- _REQUIREMENTS_: Locate and copy each line in the data that contains the word "এমএসএস".

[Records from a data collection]
________

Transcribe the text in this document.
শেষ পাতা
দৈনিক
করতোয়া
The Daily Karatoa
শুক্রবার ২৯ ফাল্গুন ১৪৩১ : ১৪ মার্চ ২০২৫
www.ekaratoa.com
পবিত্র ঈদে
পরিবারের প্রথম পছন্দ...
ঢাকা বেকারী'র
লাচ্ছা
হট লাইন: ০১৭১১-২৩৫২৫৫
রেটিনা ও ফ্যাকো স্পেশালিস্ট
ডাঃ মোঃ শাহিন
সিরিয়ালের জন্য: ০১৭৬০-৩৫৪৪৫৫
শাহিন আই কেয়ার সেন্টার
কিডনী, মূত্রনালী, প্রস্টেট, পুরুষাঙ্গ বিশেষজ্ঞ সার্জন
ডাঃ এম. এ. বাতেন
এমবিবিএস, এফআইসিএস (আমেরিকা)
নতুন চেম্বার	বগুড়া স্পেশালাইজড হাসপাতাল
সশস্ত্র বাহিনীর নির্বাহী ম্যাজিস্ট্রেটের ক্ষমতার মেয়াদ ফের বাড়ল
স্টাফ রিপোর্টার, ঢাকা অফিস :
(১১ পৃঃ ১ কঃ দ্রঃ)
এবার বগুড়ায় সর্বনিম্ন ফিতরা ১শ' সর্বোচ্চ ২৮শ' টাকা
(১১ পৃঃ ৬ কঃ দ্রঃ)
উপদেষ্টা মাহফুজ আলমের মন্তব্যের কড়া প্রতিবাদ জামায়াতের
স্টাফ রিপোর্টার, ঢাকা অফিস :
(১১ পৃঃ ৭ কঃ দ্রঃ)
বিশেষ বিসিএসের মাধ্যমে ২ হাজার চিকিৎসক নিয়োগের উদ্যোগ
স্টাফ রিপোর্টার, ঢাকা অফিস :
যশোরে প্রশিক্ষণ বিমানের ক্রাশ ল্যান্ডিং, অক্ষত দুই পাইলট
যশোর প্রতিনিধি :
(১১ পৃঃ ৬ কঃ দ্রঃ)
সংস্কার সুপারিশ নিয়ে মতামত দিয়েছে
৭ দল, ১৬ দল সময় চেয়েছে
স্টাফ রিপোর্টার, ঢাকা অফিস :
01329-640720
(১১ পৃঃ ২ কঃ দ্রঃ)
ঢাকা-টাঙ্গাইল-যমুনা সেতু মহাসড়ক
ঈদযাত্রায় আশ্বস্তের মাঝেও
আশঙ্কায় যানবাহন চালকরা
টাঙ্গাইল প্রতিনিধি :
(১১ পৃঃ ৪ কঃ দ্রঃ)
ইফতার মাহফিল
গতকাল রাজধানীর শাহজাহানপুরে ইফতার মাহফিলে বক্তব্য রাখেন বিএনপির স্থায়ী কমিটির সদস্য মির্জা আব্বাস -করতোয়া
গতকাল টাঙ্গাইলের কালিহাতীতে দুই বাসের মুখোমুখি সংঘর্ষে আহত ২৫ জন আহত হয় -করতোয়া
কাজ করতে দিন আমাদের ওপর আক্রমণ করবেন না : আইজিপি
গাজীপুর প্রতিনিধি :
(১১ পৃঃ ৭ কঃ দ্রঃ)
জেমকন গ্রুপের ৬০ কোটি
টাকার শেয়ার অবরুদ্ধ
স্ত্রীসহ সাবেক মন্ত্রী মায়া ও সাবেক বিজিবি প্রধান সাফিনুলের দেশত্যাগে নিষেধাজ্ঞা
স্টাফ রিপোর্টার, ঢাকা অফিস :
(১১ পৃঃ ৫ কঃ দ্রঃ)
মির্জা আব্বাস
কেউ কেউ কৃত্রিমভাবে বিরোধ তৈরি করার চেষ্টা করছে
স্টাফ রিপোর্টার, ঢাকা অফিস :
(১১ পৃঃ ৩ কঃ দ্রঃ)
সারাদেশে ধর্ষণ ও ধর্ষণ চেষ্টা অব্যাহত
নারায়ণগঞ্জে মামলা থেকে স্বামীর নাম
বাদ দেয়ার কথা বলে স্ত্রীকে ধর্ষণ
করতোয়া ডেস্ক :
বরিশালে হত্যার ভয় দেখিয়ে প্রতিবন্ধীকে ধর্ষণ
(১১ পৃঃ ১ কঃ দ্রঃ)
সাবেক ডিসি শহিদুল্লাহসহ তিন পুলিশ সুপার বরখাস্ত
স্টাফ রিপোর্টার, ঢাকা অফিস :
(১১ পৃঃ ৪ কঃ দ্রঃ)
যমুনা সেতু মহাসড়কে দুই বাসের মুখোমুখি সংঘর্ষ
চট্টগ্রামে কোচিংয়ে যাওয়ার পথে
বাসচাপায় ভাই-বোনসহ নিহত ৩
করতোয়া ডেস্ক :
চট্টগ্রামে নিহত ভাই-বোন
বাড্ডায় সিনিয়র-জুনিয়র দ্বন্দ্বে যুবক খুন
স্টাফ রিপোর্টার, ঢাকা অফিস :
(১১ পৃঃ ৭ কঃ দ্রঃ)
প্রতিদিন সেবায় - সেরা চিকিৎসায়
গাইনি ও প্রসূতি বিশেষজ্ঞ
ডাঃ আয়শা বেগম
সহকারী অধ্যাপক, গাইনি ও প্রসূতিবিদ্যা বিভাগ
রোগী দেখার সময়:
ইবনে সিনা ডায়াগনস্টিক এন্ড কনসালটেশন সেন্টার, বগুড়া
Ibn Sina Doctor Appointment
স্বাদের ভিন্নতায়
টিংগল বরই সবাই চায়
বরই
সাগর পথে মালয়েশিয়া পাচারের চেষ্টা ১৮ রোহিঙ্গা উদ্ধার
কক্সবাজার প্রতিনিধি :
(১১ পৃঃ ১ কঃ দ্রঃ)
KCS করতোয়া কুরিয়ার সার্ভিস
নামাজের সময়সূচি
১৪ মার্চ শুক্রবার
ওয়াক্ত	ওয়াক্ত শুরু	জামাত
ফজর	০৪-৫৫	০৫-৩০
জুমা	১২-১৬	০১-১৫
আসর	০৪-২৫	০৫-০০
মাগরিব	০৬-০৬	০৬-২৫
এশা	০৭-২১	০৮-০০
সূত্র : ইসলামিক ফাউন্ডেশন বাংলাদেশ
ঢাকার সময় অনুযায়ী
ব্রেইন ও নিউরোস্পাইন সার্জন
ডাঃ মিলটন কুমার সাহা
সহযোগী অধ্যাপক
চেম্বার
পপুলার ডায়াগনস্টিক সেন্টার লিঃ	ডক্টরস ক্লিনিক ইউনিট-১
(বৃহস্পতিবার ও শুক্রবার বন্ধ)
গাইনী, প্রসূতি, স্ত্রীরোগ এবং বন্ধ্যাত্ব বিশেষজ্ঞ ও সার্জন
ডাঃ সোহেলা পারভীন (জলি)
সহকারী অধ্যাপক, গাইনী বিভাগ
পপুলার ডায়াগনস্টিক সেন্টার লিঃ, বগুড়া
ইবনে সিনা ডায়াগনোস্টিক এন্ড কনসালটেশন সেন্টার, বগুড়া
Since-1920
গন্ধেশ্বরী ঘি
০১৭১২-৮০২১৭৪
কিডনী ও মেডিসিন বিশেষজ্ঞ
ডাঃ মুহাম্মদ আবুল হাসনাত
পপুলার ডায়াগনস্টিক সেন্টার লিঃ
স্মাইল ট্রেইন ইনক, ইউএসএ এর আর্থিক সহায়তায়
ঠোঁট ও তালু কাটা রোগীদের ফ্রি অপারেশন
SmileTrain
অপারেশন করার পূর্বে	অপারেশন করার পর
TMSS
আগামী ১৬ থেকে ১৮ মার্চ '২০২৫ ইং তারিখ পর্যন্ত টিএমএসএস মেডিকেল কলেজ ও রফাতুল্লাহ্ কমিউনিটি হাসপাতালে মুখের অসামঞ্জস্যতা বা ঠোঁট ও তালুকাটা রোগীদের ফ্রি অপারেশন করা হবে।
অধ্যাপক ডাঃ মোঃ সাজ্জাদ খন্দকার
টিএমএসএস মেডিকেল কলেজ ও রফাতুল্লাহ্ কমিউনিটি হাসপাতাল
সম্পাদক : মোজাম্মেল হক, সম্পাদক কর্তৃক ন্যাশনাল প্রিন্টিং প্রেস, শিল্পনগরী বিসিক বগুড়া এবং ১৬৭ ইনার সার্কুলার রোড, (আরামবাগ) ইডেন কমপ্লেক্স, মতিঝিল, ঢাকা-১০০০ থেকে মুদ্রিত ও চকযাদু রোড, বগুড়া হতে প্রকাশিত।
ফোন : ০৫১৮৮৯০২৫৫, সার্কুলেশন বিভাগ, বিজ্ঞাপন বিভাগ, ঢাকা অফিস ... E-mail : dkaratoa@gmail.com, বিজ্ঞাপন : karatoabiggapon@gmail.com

________

- _COMPLETED TASK_:
আগামী ১৬ থেকে ১৮ মার্চ '২০২৫ ইং তারিখ পর্যন্ত টিএমএসএস মেডিকেল কলেজ ও রফাতুল্লাহ্ কমিউনিটি হাসপাতালে মুখের অসামঞ্জস্যতা বা ঠোঁট ও তালুকাটা রোগীদের ফ্রি অপারেশন করা হবে।
টিএমএসএস মেডিকেল কলেজ ও রফাতুল্লাহ্ কমিউনিটি হাসপাতাল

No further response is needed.